- _Prompt_: Go through the listing below and gather every line with the word "user".

- _Data for this exercise_:
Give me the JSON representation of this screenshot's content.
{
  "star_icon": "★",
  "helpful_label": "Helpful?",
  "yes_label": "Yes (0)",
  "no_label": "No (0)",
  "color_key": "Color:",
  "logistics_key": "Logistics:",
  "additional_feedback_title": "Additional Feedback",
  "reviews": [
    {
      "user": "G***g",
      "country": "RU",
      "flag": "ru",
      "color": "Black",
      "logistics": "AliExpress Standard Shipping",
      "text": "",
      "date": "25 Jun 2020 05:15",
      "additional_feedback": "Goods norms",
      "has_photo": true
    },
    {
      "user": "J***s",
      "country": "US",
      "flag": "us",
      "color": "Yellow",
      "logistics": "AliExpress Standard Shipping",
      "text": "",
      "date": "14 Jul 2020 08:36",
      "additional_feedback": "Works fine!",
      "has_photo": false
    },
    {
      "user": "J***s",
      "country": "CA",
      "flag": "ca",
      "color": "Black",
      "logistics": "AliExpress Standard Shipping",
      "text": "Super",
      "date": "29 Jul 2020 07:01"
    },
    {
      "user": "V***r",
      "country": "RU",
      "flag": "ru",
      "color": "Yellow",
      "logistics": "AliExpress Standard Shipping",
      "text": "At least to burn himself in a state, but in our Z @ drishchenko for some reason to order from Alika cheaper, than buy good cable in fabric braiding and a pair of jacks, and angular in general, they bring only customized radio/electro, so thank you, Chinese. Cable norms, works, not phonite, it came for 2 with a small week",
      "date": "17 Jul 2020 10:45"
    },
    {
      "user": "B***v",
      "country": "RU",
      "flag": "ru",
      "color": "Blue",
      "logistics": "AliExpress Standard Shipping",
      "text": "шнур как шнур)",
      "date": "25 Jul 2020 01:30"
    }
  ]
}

- _Completed exercise_:
      "user": "G***g",
      "user": "J***s",
      "user": "J***s",
      "user": "V***r",
      "user": "B***v",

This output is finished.